▸ **Material shown**

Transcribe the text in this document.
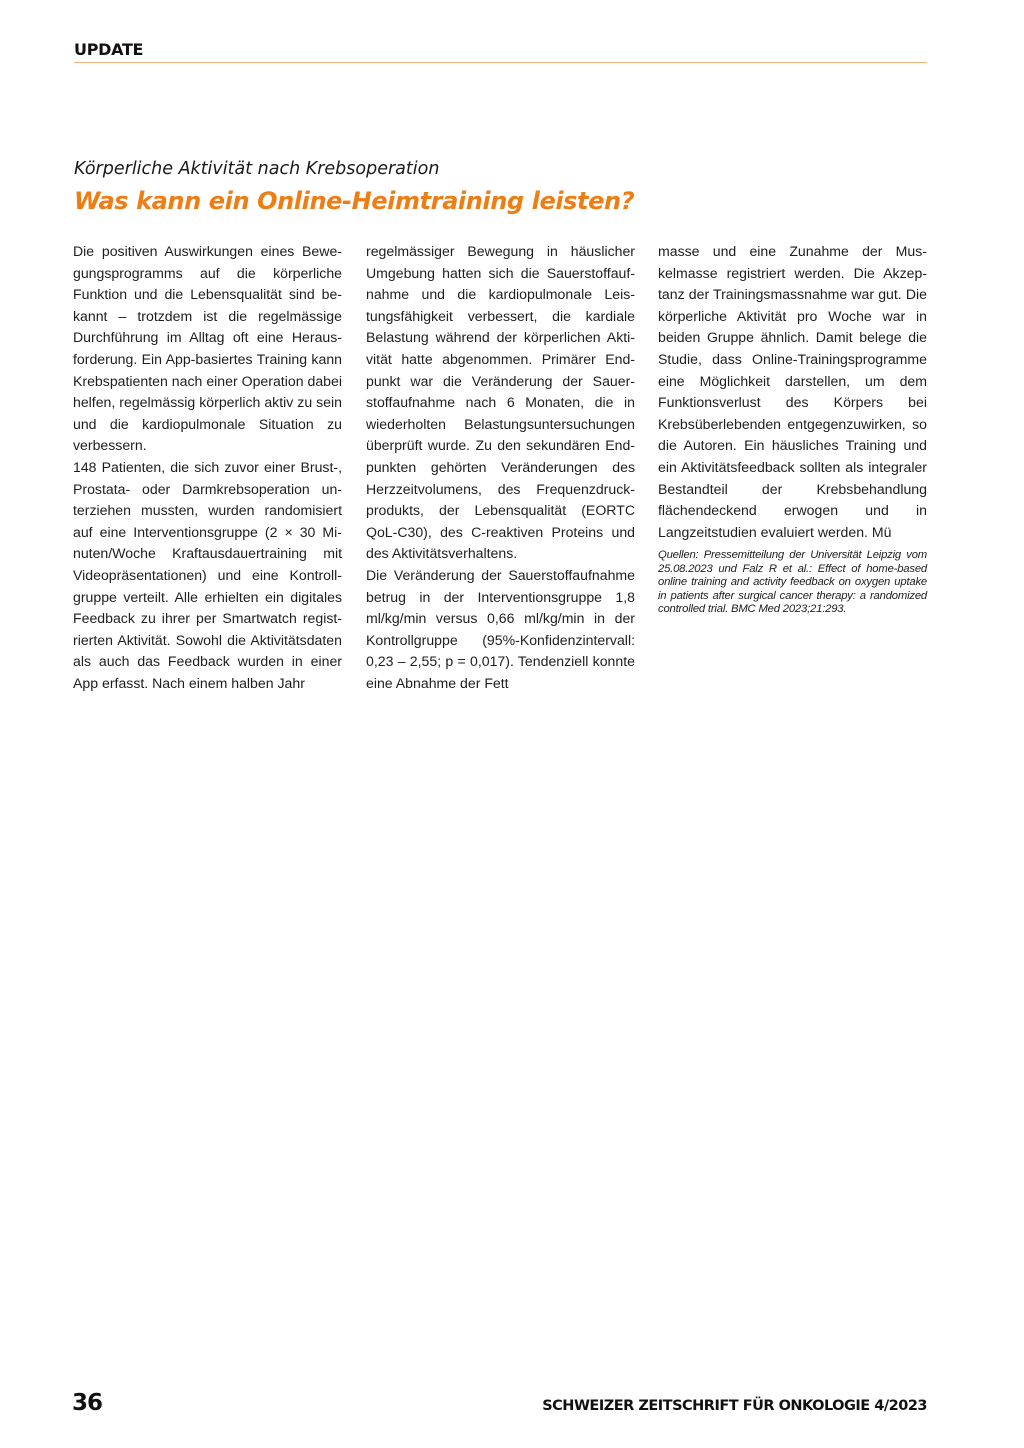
UPDATE
Körperliche Aktivität nach Krebsoperation
Was kann ein Online-Heimtraining leisten?

Die positiven Auswirkungen eines Bewegungsprogramms auf die körperliche Funktion und die Lebensqualität sind bekannt – trotzdem ist die regelmässige Durchführung im Alltag oft eine Herausforderung. Ein App-basiertes Training kann Krebspatienten nach einer Operation dabei helfen, regelmässig körperlich aktiv zu sein und die kardiopulmonale Situation zu verbessern.

148 Patienten, die sich zuvor einer Brust-, Prostata- oder Darmkrebsoperation unterziehen mussten, wurden randomisiert auf eine Interventionsgruppe (2 × 30 Minuten/Woche Kraftausdauertraining mit Videopräsentationen) und eine Kontrollgruppe verteilt. Alle erhielten ein digitales Feedback zu ihrer per Smartwatch registrierten Aktivität. Sowohl die Aktivitätsdaten als auch das Feedback wurden in einer App erfasst. Nach einem halben Jahr

regelmässiger Bewegung in häuslicher Umgebung hatten sich die Sauerstoffaufnahme und die kardiopulmonale Leistungsfähigkeit verbessert, die kardiale Belastung während der körperlichen Aktivität hatte abgenommen. Primärer Endpunkt war die Veränderung der Sauerstoffaufnahme nach 6 Monaten, die in wiederholten Belastungsuntersuchungen überprüft wurde. Zu den sekundären Endpunkten gehörten Veränderungen des Herzzeitvolumens, des Frequenzdruckprodukts, der Lebensqualität (EORTC QoL-C30), des C-reaktiven Proteins und des Aktivitätsverhaltens.

Die Veränderung der Sauerstoffaufnahme betrug in der Interventionsgruppe 1,8 ml/kg/min versus 0,66 ml/kg/min in der Kontrollgruppe (95%-Konfidenzintervall: 0,23 – 2,55; p = 0,017). Tendenziell konnte eine Abnahme der Fett

masse und eine Zunahme der Muskelmasse registriert werden. Die Akzeptanz der Trainingsmassnahme war gut. Die körperliche Aktivität pro Woche war in beiden Gruppe ähnlich. Damit belege die Studie, dass Online-Trainingsprogramme eine Möglichkeit darstellen, um dem Funktionsverlust des Körpers bei Krebsüberlebenden entgegenzuwirken, so die Autoren. Ein häusliches Training und ein Aktivitätsfeedback sollten als integraler Bestandteil der Krebsbehandlung flächendeckend erwogen und in Langzeitstudien evaluiert werden. Mü

Quellen: Pressemitteilung der Universität Leipzig vom 25.08.2023 und Falz R et al.: Effect of home-based online training and activity feedback on oxygen uptake in patients after surgical cancer therapy: a randomized controlled trial. BMC Med 2023;21:293.

36	SCHWEIZER ZEITSCHRIFT FÜR ONKOLOGIE 4/2023
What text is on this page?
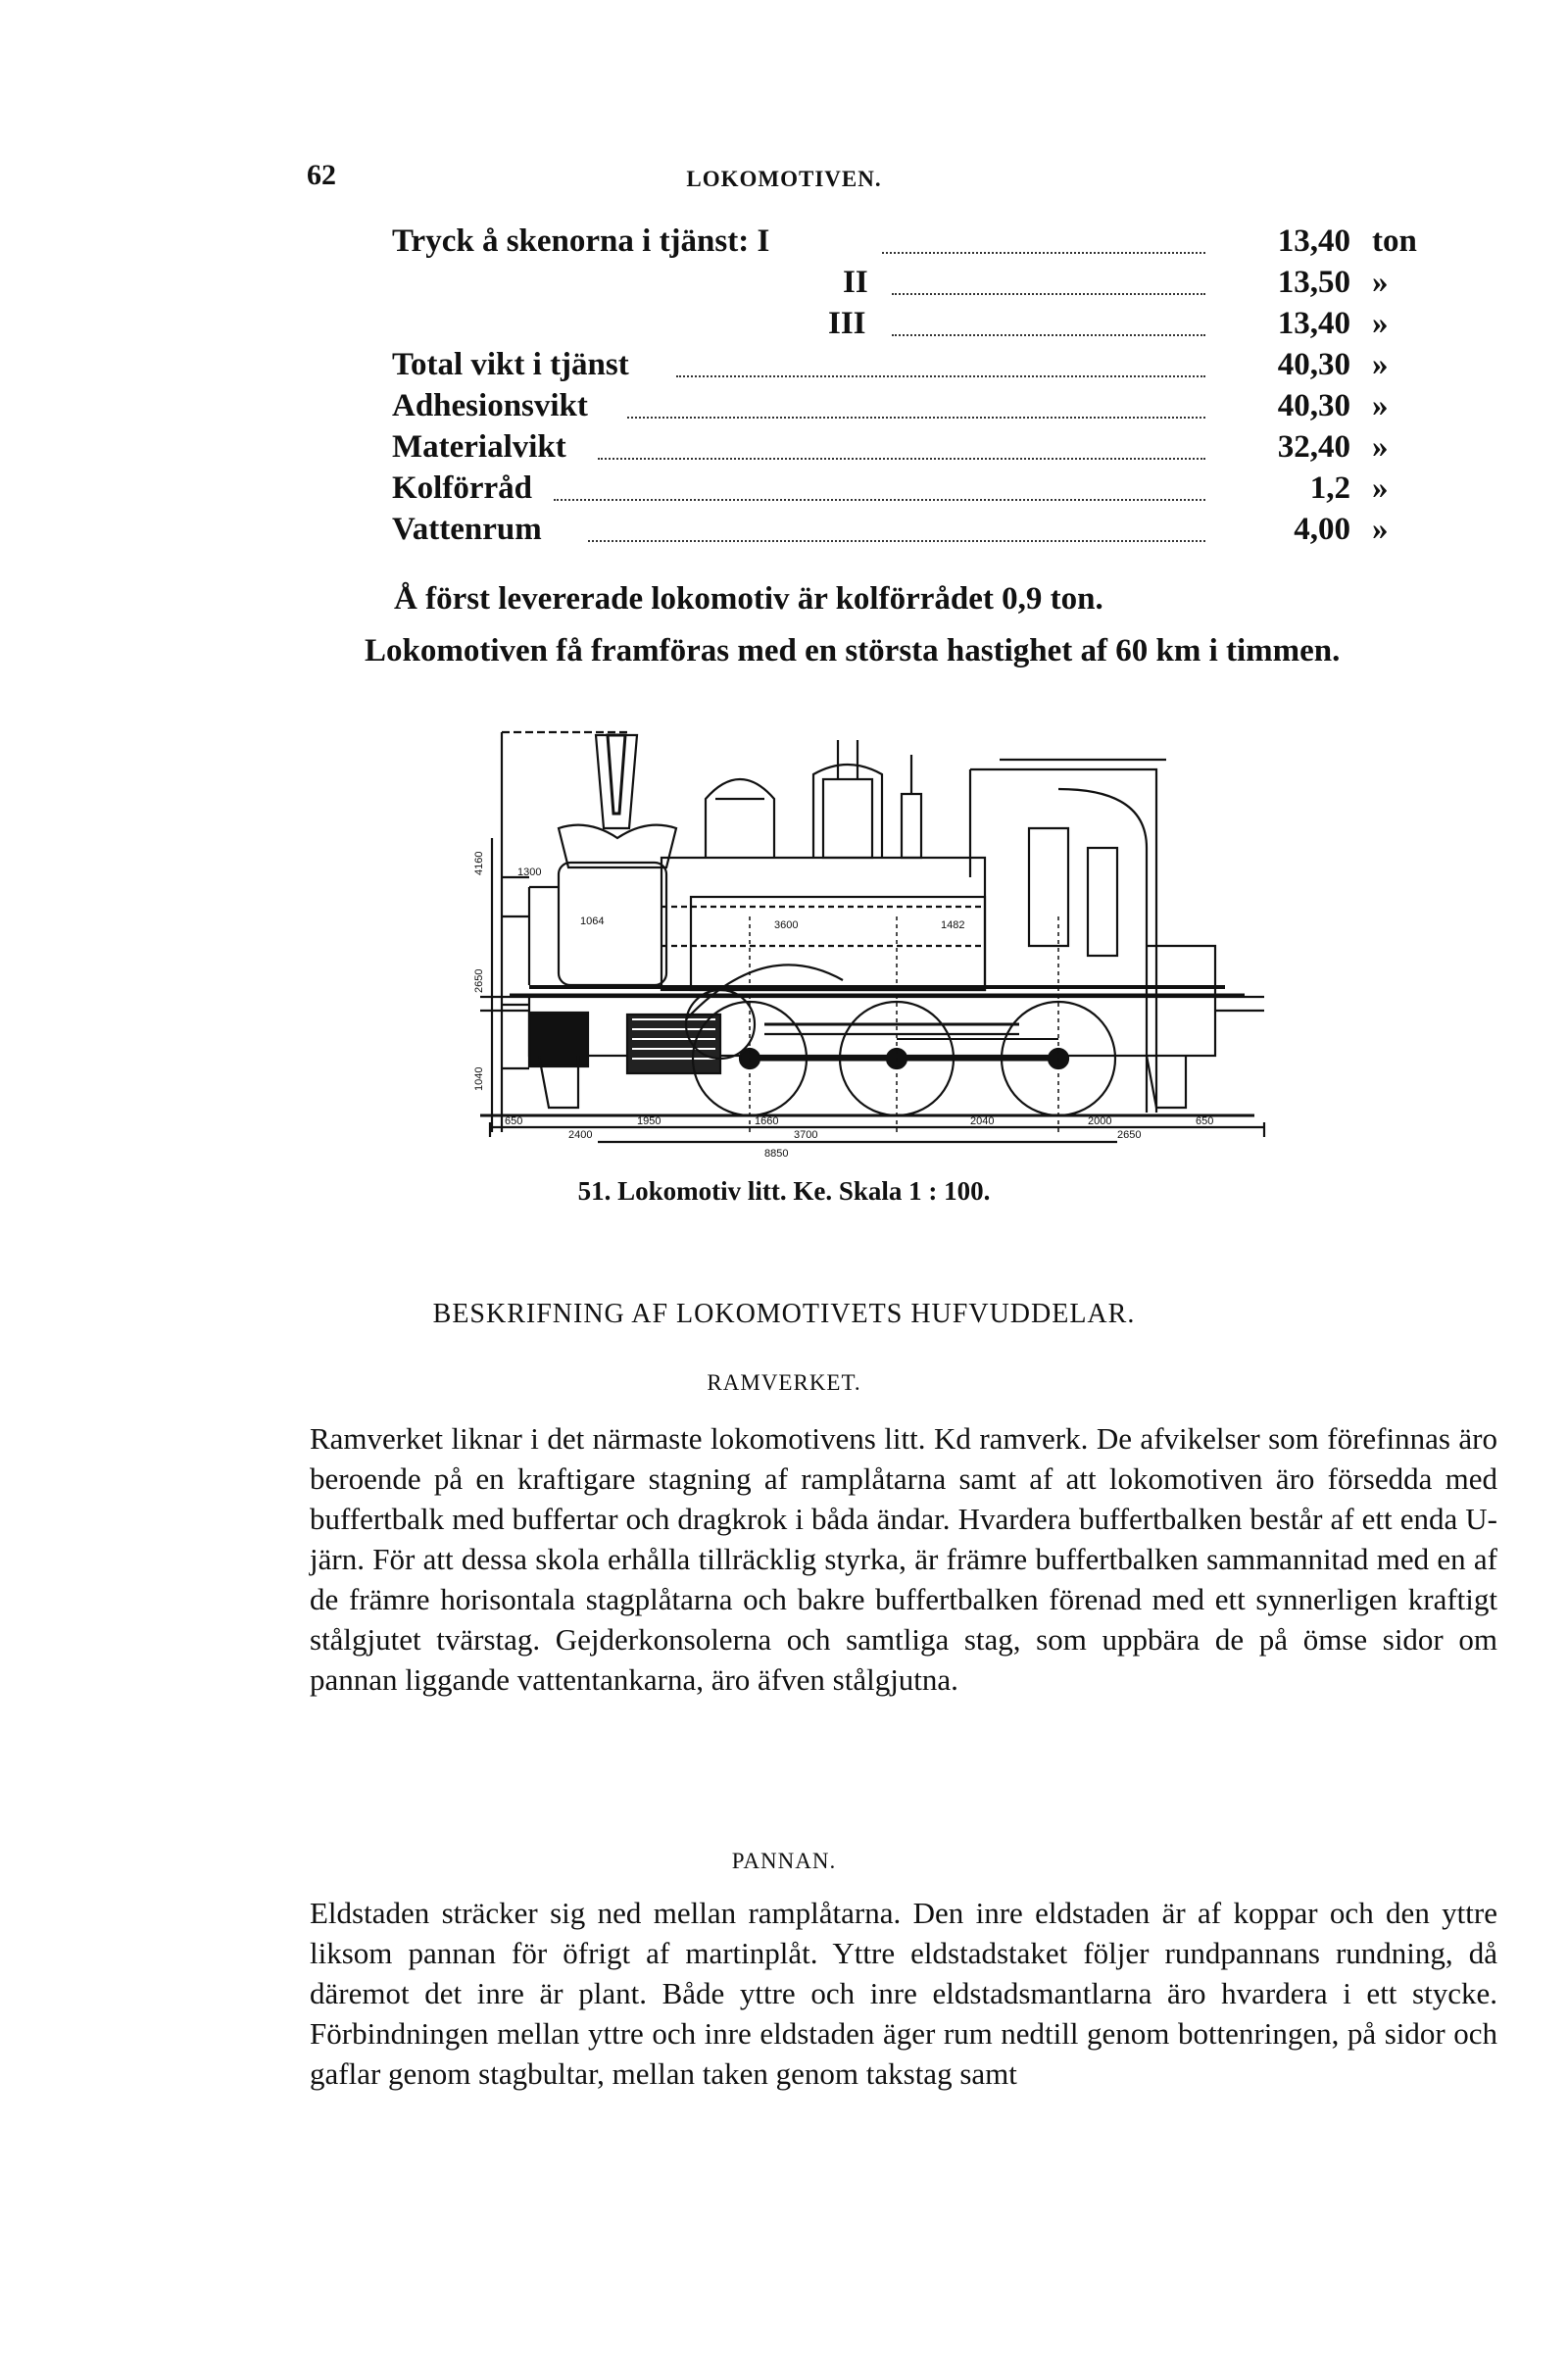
62	LOKOMOTIVEN.
Tryck å skenorna i tjänst: I	13,40 ton
II	13,50 »
III	13,40 »
Total vikt i tjänst	40,30 »
Adhesionsvikt	40,30 »
Materialvikt	32,40 »
Kolförråd	1,2 »
Vattenrum	4,00 »
Å först levererade lokomotiv är kolförrådet 0,9 ton.
Lokomotiven få framföras med en största hastighet af 60 km i timmen.
4160
2650
1300
1064	3600	1482
1040
650
2400
1950	1660
3700
2040	2000
2650
650
8850
51. Lokomotiv litt. Ke. Skala 1 : 100.
BESKRIFNING AF LOKOMOTIVETS HUFVUDDELAR.
RAMVERKET.
Ramverket liknar i det närmaste lokomotivens litt. Kd ramverk. De afvikelser som förefinnas äro beroende på en kraftigare stagning af ramplåtarna samt af att lokomotiven äro försedda med buffertbalk med buffertar och dragkrok i båda ändar. Hvardera buffertbalken består af ett enda U-järn. För att dessa skola erhålla tillräcklig styrka, är främre buffertbalken sammannitad med en af de främre horisontala stagplåtarna och bakre buffertbalken förenad med ett synnerligen kraftigt stålgjutet tvärstag. Gejderkonsolerna och samtliga stag, som uppbära de på ömse sidor om pannan liggande vattentankarna, äro äfven stålgjutna.
PANNAN.
Eldstaden sträcker sig ned mellan ramplåtarna. Den inre eldstaden är af koppar och den yttre liksom pannan för öfrigt af martinplåt. Yttre eldstadstaket följer rundpannans rundning, då däremot det inre är plant. Både yttre och inre eldstadsmantlarna äro hvardera i ett stycke. Förbindningen mellan yttre och inre eldstaden äger rum nedtill genom bottenringen, på sidor och gaflar genom stagbultar, mellan taken genom takstag samt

▸ **To do**
Every line that includes "Interventionsgruppe" must be copied from the material above.

▸ **Solution to this task**
148 Patienten, die sich zuvor einer Brust-, Prostata- oder Darmkrebsoperation unterziehen mussten, wurden randomisiert auf eine Interventionsgruppe (2 × 30 Minuten/Woche Kraftausdauertraining mit Videopräsentationen) und eine Kontrollgruppe verteilt. Alle erhielten ein digitales Feedback zu ihrer per Smartwatch registrierten Aktivität. Sowohl die Aktivitätsdaten als auch das Feedback wurden in einer App erfasst. Nach einem halben Jahr
Die Veränderung der Sauerstoffaufnahme betrug in der Interventionsgruppe 1,8 ml/kg/min versus 0,66 ml/kg/min in der Kontrollgruppe (95%-Konfidenzintervall: 0,23 – 2,55; p = 0,017). Tendenziell konnte eine Abnahme der Fett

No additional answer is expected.